Description of the task - Print the listing below in its entirety, character for character.

--- Input material ---

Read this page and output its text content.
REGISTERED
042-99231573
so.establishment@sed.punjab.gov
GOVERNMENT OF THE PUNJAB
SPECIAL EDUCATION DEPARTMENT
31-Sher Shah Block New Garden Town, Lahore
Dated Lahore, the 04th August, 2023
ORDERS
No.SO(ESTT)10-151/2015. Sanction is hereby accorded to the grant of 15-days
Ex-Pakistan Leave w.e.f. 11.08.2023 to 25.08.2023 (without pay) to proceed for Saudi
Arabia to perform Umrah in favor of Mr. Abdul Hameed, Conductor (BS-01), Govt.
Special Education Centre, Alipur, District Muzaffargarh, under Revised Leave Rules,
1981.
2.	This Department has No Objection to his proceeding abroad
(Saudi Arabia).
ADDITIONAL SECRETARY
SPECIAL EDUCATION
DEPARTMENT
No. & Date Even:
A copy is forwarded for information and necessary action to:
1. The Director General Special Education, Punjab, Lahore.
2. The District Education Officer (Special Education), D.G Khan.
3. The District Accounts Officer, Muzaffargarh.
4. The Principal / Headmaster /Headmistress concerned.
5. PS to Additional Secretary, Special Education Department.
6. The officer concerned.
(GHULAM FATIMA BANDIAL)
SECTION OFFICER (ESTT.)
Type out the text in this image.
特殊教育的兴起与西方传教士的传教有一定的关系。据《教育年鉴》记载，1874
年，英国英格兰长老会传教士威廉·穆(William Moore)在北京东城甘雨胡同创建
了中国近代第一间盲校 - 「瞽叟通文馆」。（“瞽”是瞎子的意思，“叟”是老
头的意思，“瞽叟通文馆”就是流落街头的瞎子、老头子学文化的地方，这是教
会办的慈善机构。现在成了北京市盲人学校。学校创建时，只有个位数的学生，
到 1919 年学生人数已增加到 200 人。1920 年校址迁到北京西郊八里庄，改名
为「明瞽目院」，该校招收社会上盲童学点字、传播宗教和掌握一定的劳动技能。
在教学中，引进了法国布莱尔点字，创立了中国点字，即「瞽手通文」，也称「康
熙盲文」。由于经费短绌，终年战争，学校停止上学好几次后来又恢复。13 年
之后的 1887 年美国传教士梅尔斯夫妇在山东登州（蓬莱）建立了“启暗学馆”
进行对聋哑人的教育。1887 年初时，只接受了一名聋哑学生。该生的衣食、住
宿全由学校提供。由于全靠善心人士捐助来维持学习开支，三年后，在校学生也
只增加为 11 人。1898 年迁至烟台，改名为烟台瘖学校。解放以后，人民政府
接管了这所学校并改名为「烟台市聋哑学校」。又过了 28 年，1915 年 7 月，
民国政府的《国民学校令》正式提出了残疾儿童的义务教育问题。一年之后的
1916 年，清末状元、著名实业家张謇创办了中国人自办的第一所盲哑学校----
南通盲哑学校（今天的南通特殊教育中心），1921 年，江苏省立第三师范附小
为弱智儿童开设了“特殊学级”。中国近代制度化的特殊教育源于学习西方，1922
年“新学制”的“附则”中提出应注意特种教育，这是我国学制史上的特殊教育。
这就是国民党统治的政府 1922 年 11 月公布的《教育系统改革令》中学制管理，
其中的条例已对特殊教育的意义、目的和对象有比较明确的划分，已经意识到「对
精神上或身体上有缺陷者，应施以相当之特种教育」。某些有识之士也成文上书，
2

---

Complete response -
Read this page and output its text content.
REGISTERED
042-99231573
so.establishment@sed.punjab.gov
GOVERNMENT OF THE PUNJAB
SPECIAL EDUCATION DEPARTMENT
31-Sher Shah Block New Garden Town, Lahore
Dated Lahore, the 04th August, 2023
ORDERS
No.SO(ESTT)10-151/2015. Sanction is hereby accorded to the grant of 15-days
Ex-Pakistan Leave w.e.f. 11.08.2023 to 25.08.2023 (without pay) to proceed for Saudi
Arabia to perform Umrah in favor of Mr. Abdul Hameed, Conductor (BS-01), Govt.
Special Education Centre, Alipur, District Muzaffargarh, under Revised Leave Rules,
1981.
2.	This Department has No Objection to his proceeding abroad
(Saudi Arabia).
ADDITIONAL SECRETARY
SPECIAL EDUCATION
DEPARTMENT
No. & Date Even:
A copy is forwarded for information and necessary action to:
1. The Director General Special Education, Punjab, Lahore.
2. The District Education Officer (Special Education), D.G Khan.
3. The District Accounts Officer, Muzaffargarh.
4. The Principal / Headmaster /Headmistress concerned.
5. PS to Additional Secretary, Special Education Department.
6. The officer concerned.
(GHULAM FATIMA BANDIAL)
SECTION OFFICER (ESTT.)
Type out the text in this image.
特殊教育的兴起与西方传教士的传教有一定的关系。据《教育年鉴》记载，1874
年，英国英格兰长老会传教士威廉·穆(William Moore)在北京东城甘雨胡同创建
了中国近代第一间盲校 - 「瞽叟通文馆」。（“瞽”是瞎子的意思，“叟”是老
头的意思，“瞽叟通文馆”就是流落街头的瞎子、老头子学文化的地方，这是教
会办的慈善机构。现在成了北京市盲人学校。学校创建时，只有个位数的学生，
到 1919 年学生人数已增加到 200 人。1920 年校址迁到北京西郊八里庄，改名
为「明瞽目院」，该校招收社会上盲童学点字、传播宗教和掌握一定的劳动技能。
在教学中，引进了法国布莱尔点字，创立了中国点字，即「瞽手通文」，也称「康
熙盲文」。由于经费短绌，终年战争，学校停止上学好几次后来又恢复。13 年
之后的 1887 年美国传教士梅尔斯夫妇在山东登州（蓬莱）建立了“启暗学馆”
进行对聋哑人的教育。1887 年初时，只接受了一名聋哑学生。该生的衣食、住
宿全由学校提供。由于全靠善心人士捐助来维持学习开支，三年后，在校学生也
只增加为 11 人。1898 年迁至烟台，改名为烟台瘖学校。解放以后，人民政府
接管了这所学校并改名为「烟台市聋哑学校」。又过了 28 年，1915 年 7 月，
民国政府的《国民学校令》正式提出了残疾儿童的义务教育问题。一年之后的
1916 年，清末状元、著名实业家张謇创办了中国人自办的第一所盲哑学校----
南通盲哑学校（今天的南通特殊教育中心），1921 年，江苏省立第三师范附小
为弱智儿童开设了“特殊学级”。中国近代制度化的特殊教育源于学习西方，1922
年“新学制”的“附则”中提出应注意特种教育，这是我国学制史上的特殊教育。
这就是国民党统治的政府 1922 年 11 月公布的《教育系统改革令》中学制管理，
其中的条例已对特殊教育的意义、目的和对象有比较明确的划分，已经意识到「对
精神上或身体上有缺陷者，应施以相当之特种教育」。某些有识之士也成文上书，
2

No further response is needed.